*DOCUMENT*
************

[r] Restore `SOMASparseNDArray$read_sparse_matrix()` #1414

mojaveazure · 2023-05-24T22:14:01Z

Restore reading of one-based sparse matrices. Zero-based sparse matrices cause issues with the downstream ecosystems (eg. #1279). This PR brings back support for reading one-based matrices while retaining ability to read zero-based sparse matrices. Code is shared between both readers to reduce duplication.

Also makes uses of Matrix::sparseMatrix(index1 = FALSE) to reduce the amount of coercion from zero-based in SOMA → 1-based in call to Matrix::sparseMatrix() → 0-based internally within Matrix

Restore reading of one-based sparse matrices. Zero-based sparse matrices cause issues with the downstream ecosystems. This PR brings back support for reading one-based matrices while retaining ability to read zero-based sparse matrices. Code is shared between both readers to reduce duplication.

eddelbuettel · 2023-05-24T22:26:08Z

apis/r/R/SOMASparseNDArray.R

      coords = NULL,
      result_order = "auto",
      repr = c("C", "T", "R"),
      iterated = FALSE,
      log_level = "warn"
    ) {
      private$check_open_for_read()
-
+      repr <- repr[1L]


I don't think you need that given the next line. match.arg() will not let you pass a vector through.

I've had match.arg() fail when passing default vectors, eg

f <- function(repr = c("C", "T", "R")) { match.arg(repr) } g <- function(repr = c("C", "T", "R")) { f(x) } g() # throws an error

but can't seem to reproduce it; I'll remove the line

g() is 'outside the spec' methinks. match.arg() does some black art with the signature of its enclosing function. You break that in the example, you get to keep the pieces.

At least that's how it reads to me.

Department of Couldn't be quicker and dirtier if we tried calling on line 2:

> f <- function(repr = c("C", "T", "R")) { match.arg(repr) } > f(c("T", "R", "R")) Error in match.arg(repr) : 'arg' must be of length 1 >

You had the right idea there but is already baked in. And by default more explicit (--> actual error).

eddelbuettel

I haven't looked in full detail but it looks generally ok. One worry is whether this will bite with eg #1411 ?

codecov-commenter · 2023-05-24T22:32:50Z

Codecov Report

Patch coverage has no change and project coverage change: -11.85 ⚠️

Comparison is base (99e5094) 63.95% compared to head (1faa15a) 52.10%.

❗ Current head 1faa15a differs from pull request most recent head 06e0105. Consider uploading reports for the commit 06e0105 to get more accurate results

❗ Your organization is not using the GitHub App Integration. As a result you may experience degraded service beginning May 15th. Please install the Github App Integration for your organization. Read more.

Additional details and impacted files

@@             Coverage Diff             @@
##             main    #1414       +/-   ##
===========================================
- Coverage   63.95%   52.10%   -11.85%     
===========================================
  Files          98       68       -30     
  Lines        8170     5711     -2459     
===========================================
- Hits         5225     2976     -2249     
+ Misses       2945     2735      -210

Flag	Coverage Δ
python	`?`
r	`52.10% <ø> (+0.17%)`	⬆️

Flags with carried forward coverage won't be shown. Click here to find out more.

************

*TASK LIST*
[A] Duplicate the part of the pull request thread that runs from "At least that's" up to and including "with eg #1411 ?".
[B] Pick up the pull request discussion about restoring one-based sparse matrix reading and continue it from where it stops.

************

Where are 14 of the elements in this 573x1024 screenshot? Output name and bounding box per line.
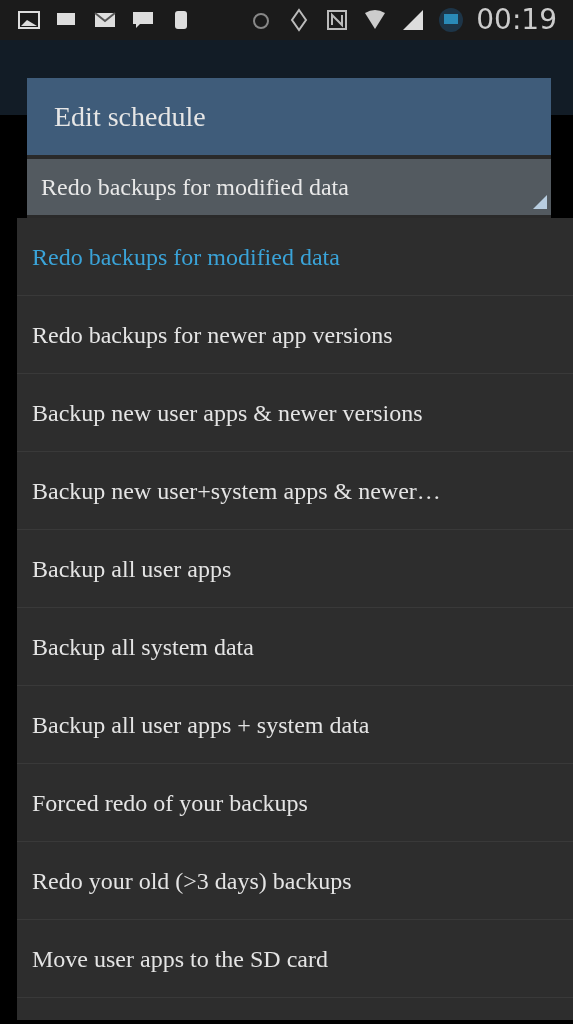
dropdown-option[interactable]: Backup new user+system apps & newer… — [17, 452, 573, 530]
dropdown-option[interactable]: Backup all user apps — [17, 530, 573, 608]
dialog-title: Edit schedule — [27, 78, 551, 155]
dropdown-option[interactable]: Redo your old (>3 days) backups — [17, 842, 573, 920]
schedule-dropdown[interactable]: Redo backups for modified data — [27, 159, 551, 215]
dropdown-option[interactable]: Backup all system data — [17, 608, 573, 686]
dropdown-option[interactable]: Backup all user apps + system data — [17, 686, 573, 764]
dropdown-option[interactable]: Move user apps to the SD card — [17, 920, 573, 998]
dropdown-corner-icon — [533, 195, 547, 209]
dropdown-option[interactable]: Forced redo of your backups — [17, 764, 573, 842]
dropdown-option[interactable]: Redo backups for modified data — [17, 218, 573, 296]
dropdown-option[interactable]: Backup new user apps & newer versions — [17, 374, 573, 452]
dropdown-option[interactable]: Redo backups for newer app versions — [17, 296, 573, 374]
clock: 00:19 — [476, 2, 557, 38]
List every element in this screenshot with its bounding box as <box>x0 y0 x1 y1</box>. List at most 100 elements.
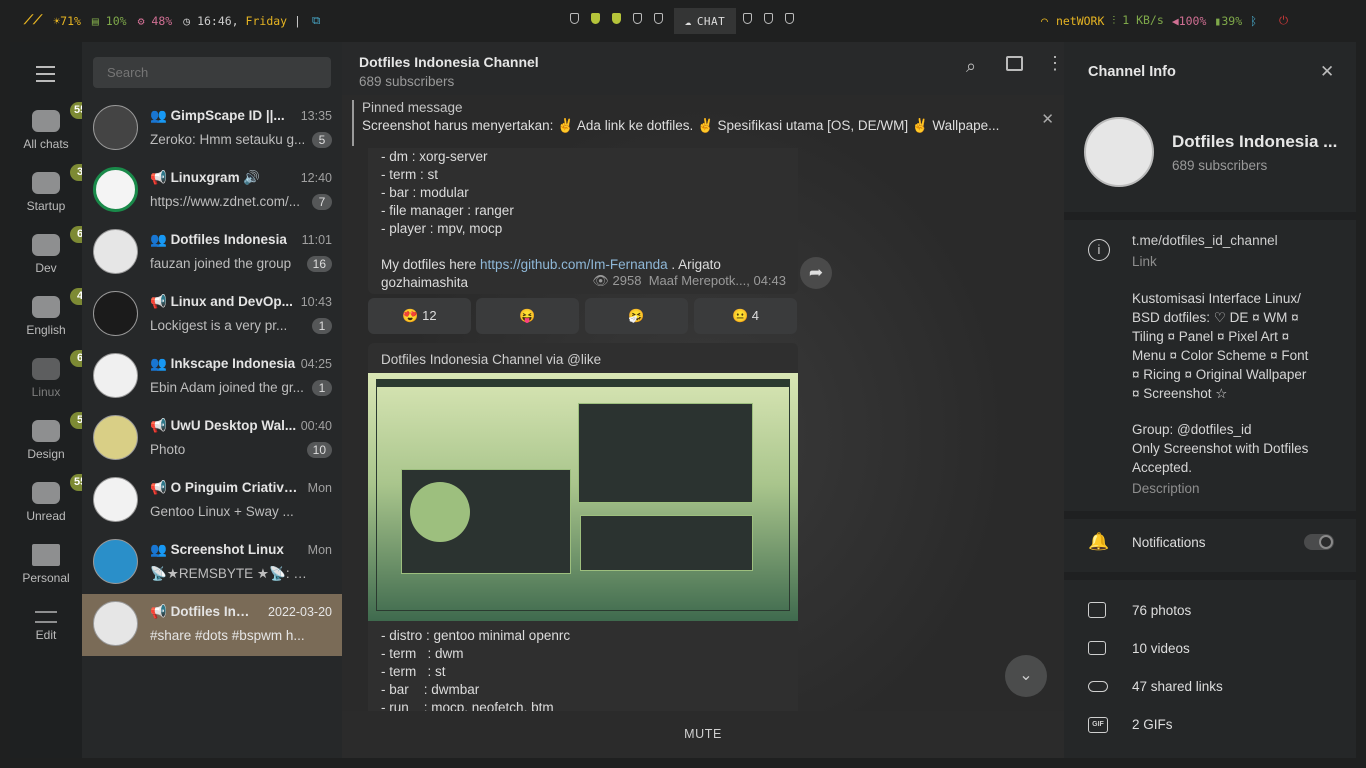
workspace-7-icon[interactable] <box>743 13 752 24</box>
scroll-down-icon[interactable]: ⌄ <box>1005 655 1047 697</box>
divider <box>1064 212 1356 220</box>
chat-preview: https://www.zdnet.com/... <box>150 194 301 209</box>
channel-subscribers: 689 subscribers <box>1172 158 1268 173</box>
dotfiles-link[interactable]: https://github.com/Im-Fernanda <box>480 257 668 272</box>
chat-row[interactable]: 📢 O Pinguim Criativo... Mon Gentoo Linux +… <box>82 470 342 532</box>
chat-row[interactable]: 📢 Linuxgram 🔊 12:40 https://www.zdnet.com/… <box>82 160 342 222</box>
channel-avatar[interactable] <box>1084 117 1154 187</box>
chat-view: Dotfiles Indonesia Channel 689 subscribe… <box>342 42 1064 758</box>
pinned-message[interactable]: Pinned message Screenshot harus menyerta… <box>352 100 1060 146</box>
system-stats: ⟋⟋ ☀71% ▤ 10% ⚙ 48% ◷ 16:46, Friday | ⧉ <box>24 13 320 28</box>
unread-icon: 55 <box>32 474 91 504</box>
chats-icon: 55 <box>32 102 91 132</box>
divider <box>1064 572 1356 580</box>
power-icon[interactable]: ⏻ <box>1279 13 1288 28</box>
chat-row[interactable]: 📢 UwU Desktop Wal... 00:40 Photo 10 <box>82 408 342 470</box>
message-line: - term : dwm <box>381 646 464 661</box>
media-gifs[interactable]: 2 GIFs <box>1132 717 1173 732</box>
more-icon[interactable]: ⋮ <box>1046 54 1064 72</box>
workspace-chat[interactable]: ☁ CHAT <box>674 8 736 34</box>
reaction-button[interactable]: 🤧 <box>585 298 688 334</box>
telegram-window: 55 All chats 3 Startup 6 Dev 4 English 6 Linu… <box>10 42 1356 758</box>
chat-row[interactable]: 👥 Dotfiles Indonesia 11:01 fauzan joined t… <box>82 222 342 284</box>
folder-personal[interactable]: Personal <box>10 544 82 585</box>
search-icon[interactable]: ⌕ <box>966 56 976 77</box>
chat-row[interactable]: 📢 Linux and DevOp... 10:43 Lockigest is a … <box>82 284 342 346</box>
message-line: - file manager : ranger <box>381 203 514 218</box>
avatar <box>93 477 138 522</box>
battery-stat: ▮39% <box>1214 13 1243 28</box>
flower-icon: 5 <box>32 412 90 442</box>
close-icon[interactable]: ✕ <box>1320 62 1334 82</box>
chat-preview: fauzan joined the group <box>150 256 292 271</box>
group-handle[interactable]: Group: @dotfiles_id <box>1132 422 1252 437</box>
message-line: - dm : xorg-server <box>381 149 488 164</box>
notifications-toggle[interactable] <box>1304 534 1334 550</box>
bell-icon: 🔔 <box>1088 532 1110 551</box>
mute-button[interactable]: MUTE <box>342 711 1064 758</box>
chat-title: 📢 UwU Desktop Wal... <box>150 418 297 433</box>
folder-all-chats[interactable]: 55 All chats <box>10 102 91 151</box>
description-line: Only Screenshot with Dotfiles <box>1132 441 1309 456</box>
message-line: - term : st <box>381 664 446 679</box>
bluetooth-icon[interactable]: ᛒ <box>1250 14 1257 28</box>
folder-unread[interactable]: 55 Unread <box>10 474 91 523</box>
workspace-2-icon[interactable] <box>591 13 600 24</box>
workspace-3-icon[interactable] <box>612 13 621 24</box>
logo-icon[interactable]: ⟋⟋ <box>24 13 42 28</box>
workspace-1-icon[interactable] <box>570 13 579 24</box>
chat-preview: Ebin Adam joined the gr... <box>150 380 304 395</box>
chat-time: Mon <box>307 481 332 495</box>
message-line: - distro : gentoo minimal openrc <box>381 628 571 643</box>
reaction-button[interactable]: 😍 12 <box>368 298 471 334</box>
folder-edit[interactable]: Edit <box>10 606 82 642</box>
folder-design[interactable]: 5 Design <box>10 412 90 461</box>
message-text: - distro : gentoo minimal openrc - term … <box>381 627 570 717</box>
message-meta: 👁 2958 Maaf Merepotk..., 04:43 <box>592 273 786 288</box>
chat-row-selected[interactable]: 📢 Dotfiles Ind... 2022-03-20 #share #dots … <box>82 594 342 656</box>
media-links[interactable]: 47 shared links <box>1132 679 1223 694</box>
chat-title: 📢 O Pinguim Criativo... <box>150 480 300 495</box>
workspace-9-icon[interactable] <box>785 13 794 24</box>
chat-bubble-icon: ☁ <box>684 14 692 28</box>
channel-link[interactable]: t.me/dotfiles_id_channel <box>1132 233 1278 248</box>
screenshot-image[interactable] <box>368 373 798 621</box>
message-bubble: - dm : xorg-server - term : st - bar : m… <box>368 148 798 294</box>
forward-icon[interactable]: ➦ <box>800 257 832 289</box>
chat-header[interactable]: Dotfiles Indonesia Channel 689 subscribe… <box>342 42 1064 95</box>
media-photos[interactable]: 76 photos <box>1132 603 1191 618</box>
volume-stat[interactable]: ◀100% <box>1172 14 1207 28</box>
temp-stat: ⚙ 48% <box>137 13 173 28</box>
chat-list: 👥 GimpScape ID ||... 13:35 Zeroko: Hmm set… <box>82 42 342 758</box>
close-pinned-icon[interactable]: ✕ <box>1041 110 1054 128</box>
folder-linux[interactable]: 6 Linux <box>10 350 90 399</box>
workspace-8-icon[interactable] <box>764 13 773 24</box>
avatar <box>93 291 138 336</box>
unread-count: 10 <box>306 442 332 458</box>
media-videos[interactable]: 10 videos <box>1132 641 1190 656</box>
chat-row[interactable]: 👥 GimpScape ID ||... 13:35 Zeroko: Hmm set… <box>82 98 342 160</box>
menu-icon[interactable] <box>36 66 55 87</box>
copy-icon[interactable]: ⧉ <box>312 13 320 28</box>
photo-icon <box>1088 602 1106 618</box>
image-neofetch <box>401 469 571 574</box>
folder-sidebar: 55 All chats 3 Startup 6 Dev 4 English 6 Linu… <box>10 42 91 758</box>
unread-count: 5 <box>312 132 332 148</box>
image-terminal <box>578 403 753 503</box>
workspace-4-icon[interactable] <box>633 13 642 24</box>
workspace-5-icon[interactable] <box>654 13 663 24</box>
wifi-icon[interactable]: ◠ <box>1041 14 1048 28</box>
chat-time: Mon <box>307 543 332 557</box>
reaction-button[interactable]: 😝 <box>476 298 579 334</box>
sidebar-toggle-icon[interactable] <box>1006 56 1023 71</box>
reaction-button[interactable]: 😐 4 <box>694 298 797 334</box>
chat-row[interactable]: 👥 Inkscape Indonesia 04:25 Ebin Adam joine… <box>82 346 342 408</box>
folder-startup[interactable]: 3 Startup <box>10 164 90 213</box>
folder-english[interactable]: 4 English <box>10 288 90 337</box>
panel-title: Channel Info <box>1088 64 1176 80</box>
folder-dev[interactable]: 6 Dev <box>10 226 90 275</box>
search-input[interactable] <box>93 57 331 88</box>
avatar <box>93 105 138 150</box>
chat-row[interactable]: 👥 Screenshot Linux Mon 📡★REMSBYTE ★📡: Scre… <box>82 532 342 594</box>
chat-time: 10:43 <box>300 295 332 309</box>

************

*THE RESULTS*
[A]
At least that's how it reads to me.

Department of Couldn't be quicker and dirtier if we tried calling on line 2:

> f <- function(repr = c("C", "T", "R")) { match.arg(repr) } > f(c("T", "R", "R")) Error in match.arg(repr) : 'arg' must be of length 1 >

You had the right idea there but is already baked in. And by default more explicit (--> actual error).

eddelbuettel

I haven't looked in full detail but it looks generally ok. One worry is whether this will bite with eg #1411 ?

[B]
see 31 files with indirect coverage changes

☔ View full report in Codecov by Sentry.
📢 Do you have feedback about the report comment? Let us know in this issue.

mojaveazure · 2023-05-24T22:35:21Z

Good question; haven't seen #1411 so I'm tagging @pablo-gar to ensure he sees this. From a cursory glance, it seems like the only things changing are the use of matrixZeroBasedView$new() and no-longer needing the complicated zero-to-one based conversions in the ecosystem methods

eddelbuettel · 2023-05-24T22:35:24Z

apis/r/R/SOMASparseNDArray.R

@@ -188,7 +188,6 @@ SOMASparseNDArray <- R6::R6Class(
      log_level = "warn"
    ) {
      private$check_open_for_read()
-      repr <- repr[1L]


pablo-gar · 2023-05-24T22:36:24Z

@mojaveazure What's the problem of reading a zero-based matrix and then converting to one-based?

Like here:

TileDB-SOMA/apis/r/R/SOMAExperimentAxisQuery.R

Line 707 in 99e5094

    
           mat <- as.one.based(self$ms$obsp$get(obsp_layer)$read_sparse_matrix_zero_based(repr = 'C'))

I think that gives you effectively the same result as read_sparse_matrix()

which after #1411 it would look like this

one_based <- soma_sparse$read_sparse_matrix_zero_based(repr="C")$get_one_based_matrix()

mojaveazure · 2023-05-24T22:53:16Z

@pablo-gar I believe it does give the same result, but in a far less convoluted way. What as.one.based(self$ms$obsp$get(obsp_layer)$read_sparse_matrix_zero_based(repr = 'C')) is doing is

reading in coordinates as zero-based (SOMA)
converting to one-based for creation with Matrix::sparseMatrix()
converting to zero-based for internal usage within Matrix
wrapping the matrix in the zero-based view
extracting the matrix from the zero-based view

In perusing #1411, step 5 seems to get a lot more complicated

TileDB-SOMA/apis/r/R/SOMAExperimentAxisQuery.R

Lines 592 to 596 in f0b9d51

    
           embed_mat <- if (inherits(embed, 'SOMASparseNDArray')) { 
        
             this_mat <- embed$read_sparse_matrix_zero_based() 
        
             this_mat <- this_mat$take(coords$cells, coords$dims) 
        
             this_mat <- this_mat$get_one_based_matrix() 
        
             as.matrix(this_mat)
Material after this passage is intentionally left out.